__Exercise directions__
Return each line of the listing below, unchanged, and omit the images.

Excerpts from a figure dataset
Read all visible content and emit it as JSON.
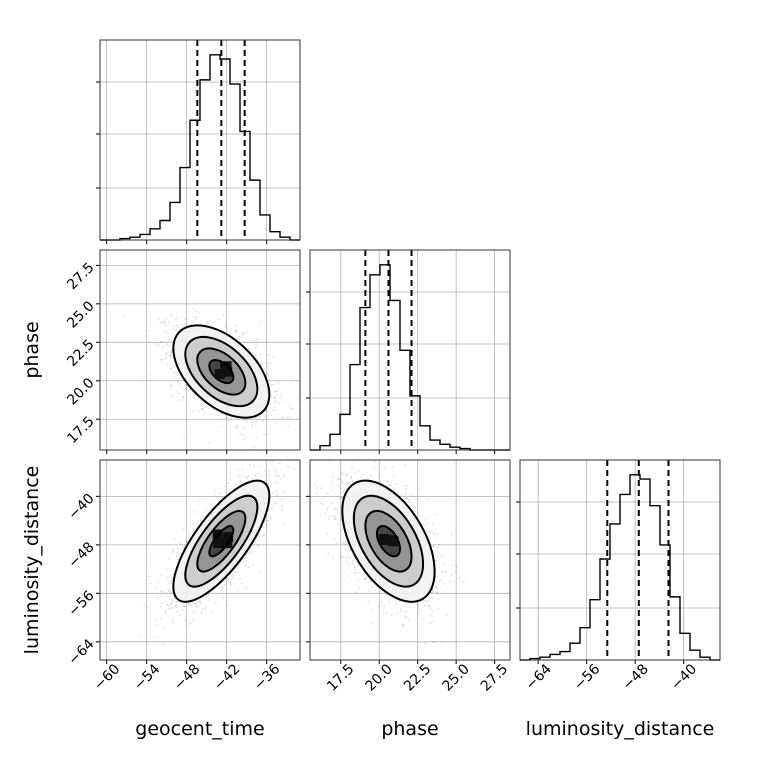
{
  "chart_data": {
    "type": "corner",
    "parameters": [
      "geocent_time",
      "phase",
      "luminosity_distance"
    ],
    "axis_labels": {
      "geocent_time": "geocent_time",
      "phase": "phase",
      "luminosity_distance": "luminosity_distance"
    },
    "ranges": {
      "geocent_time": [
        -61,
        -31
      ],
      "phase": [
        15.5,
        28.5
      ],
      "luminosity_distance": [
        -67,
        -34
      ]
    },
    "ticks": {
      "geocent_time": [
        -60,
        -54,
        -48,
        -42,
        -36
      ],
      "phase": [
        17.5,
        20.0,
        22.5,
        25.0,
        27.5
      ],
      "luminosity_distance": [
        -64,
        -56,
        -48,
        -40
      ]
    },
    "tick_labels": {
      "geocent_time": [
        "−60",
        "−54",
        "−48",
        "−42",
        "−36"
      ],
      "phase": [
        "17.5",
        "20.0",
        "22.5",
        "25.0",
        "27.5"
      ],
      "luminosity_distance": [
        "−64",
        "−56",
        "−48",
        "−40"
      ]
    },
    "quantiles": {
      "geocent_time": [
        -46.4,
        -42.8,
        -39.3
      ],
      "phase": [
        19.1,
        20.6,
        22.1
      ],
      "luminosity_distance": [
        -52.6,
        -47.4,
        -42.5
      ]
    },
    "histograms": {
      "geocent_time": {
        "edges": [
          -61,
          -59.5,
          -58,
          -56.5,
          -55,
          -53.5,
          -52,
          -50.5,
          -49,
          -47.5,
          -46,
          -44.5,
          -43,
          -41.5,
          -40,
          -38.5,
          -37,
          -35.5,
          -34,
          -32.5,
          -31
        ],
        "counts": [
          0,
          0,
          1,
          2,
          4,
          8,
          14,
          27,
          52,
          86,
          115,
          133,
          130,
          112,
          78,
          43,
          18,
          6,
          2,
          0
        ]
      },
      "phase": {
        "edges": [
          15.5,
          16.15,
          16.8,
          17.45,
          18.1,
          18.75,
          19.4,
          20.05,
          20.7,
          21.35,
          22.0,
          22.65,
          23.3,
          23.95,
          24.6,
          25.25,
          25.9,
          26.55,
          27.2,
          27.85,
          28.5
        ],
        "counts": [
          0,
          3,
          11,
          25,
          60,
          100,
          123,
          130,
          105,
          70,
          38,
          17,
          7,
          4,
          2,
          1,
          0,
          0,
          0,
          0
        ]
      },
      "luminosity_distance": {
        "edges": [
          -67,
          -65.35,
          -63.7,
          -62.05,
          -60.4,
          -58.75,
          -57.1,
          -55.45,
          -53.8,
          -52.15,
          -50.5,
          -48.85,
          -47.2,
          -45.55,
          -43.9,
          -42.25,
          -40.6,
          -38.95,
          -37.3,
          -35.65,
          -34
        ],
        "counts": [
          0,
          1,
          2,
          4,
          6,
          12,
          23,
          43,
          72,
          97,
          118,
          132,
          129,
          110,
          82,
          45,
          19,
          7,
          2,
          0
        ]
      }
    },
    "joint": [
      {
        "x": "geocent_time",
        "y": "phase",
        "mean": [
          -42.8,
          20.6
        ],
        "sd": [
          3.6,
          1.5
        ],
        "rho": -0.5
      },
      {
        "x": "geocent_time",
        "y": "luminosity_distance",
        "mean": [
          -42.8,
          -47.4
        ],
        "sd": [
          3.6,
          5.0
        ],
        "rho": 0.75
      },
      {
        "x": "phase",
        "y": "luminosity_distance",
        "mean": [
          20.6,
          -47.4
        ],
        "sd": [
          1.5,
          5.0
        ],
        "rho": -0.5
      }
    ],
    "contour_levels_sigma": [
      0.5,
      1.0,
      1.5,
      2.0
    ],
    "grid": true
  }
}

__Reply to the exercise__
Read all visible content and emit it as JSON.
{
  "chart_data": {
    "type": "corner",
    "parameters": [
      "geocent_time",
      "phase",
      "luminosity_distance"
    ],
    "axis_labels": {
      "geocent_time": "geocent_time",
      "phase": "phase",
      "luminosity_distance": "luminosity_distance"
    },
    "ranges": {
      "geocent_time": [
        -61,
        -31
      ],
      "phase": [
        15.5,
        28.5
      ],
      "luminosity_distance": [
        -67,
        -34
      ]
    },
    "ticks": {
      "geocent_time": [
        -60,
        -54,
        -48,
        -42,
        -36
      ],
      "phase": [
        17.5,
        20.0,
        22.5,
        25.0,
        27.5
      ],
      "luminosity_distance": [
        -64,
        -56,
        -48,
        -40
      ]
    },
    "tick_labels": {
      "geocent_time": [
        "−60",
        "−54",
        "−48",
        "−42",
        "−36"
      ],
      "phase": [
        "17.5",
        "20.0",
        "22.5",
        "25.0",
        "27.5"
      ],
      "luminosity_distance": [
        "−64",
        "−56",
        "−48",
        "−40"
      ]
    },
    "quantiles": {
      "geocent_time": [
        -46.4,
        -42.8,
        -39.3
      ],
      "phase": [
        19.1,
        20.6,
        22.1
      ],
      "luminosity_distance": [
        -52.6,
        -47.4,
        -42.5
      ]
    },
    "histograms": {
      "geocent_time": {
        "edges": [
          -61,
          -59.5,
          -58,
          -56.5,
          -55,
          -53.5,
          -52,
          -50.5,
          -49,
          -47.5,
          -46,
          -44.5,
          -43,
          -41.5,
          -40,
          -38.5,
          -37,
          -35.5,
          -34,
          -32.5,
          -31
        ],
        "counts": [
          0,
          0,
          1,
          2,
          4,
          8,
          14,
          27,
          52,
          86,
          115,
          133,
          130,
          112,
          78,
          43,
          18,
          6,
          2,
          0
        ]
      },
      "phase": {
        "edges": [
          15.5,
          16.15,
          16.8,
          17.45,
          18.1,
          18.75,
          19.4,
          20.05,
          20.7,
          21.35,
          22.0,
          22.65,
          23.3,
          23.95,
          24.6,
          25.25,
          25.9,
          26.55,
          27.2,
          27.85,
          28.5
        ],
        "counts": [
          0,
          3,
          11,
          25,
          60,
          100,
          123,
          130,
          105,
          70,
          38,
          17,
          7,
          4,
          2,
          1,
          0,
          0,
          0,
          0
        ]
      },
      "luminosity_distance": {
        "edges": [
          -67,
          -65.35,
          -63.7,
          -62.05,
          -60.4,
          -58.75,
          -57.1,
          -55.45,
          -53.8,
          -52.15,
          -50.5,
          -48.85,
          -47.2,
          -45.55,
          -43.9,
          -42.25,
          -40.6,
          -38.95,
          -37.3,
          -35.65,
          -34
        ],
        "counts": [
          0,
          1,
          2,
          4,
          6,
          12,
          23,
          43,
          72,
          97,
          118,
          132,
          129,
          110,
          82,
          45,
          19,
          7,
          2,
          0
        ]
      }
    },
    "joint": [
      {
        "x": "geocent_time",
        "y": "phase",
        "mean": [
          -42.8,
          20.6
        ],
        "sd": [
          3.6,
          1.5
        ],
        "rho": -0.5
      },
      {
        "x": "geocent_time",
        "y": "luminosity_distance",
        "mean": [
          -42.8,
          -47.4
        ],
        "sd": [
          3.6,
          5.0
        ],
        "rho": 0.75
      },
      {
        "x": "phase",
        "y": "luminosity_distance",
        "mean": [
          20.6,
          -47.4
        ],
        "sd": [
          1.5,
          5.0
        ],
        "rho": -0.5
      }
    ],
    "contour_levels_sigma": [
      0.5,
      1.0,
      1.5,
      2.0
    ],
    "grid": true
  }
}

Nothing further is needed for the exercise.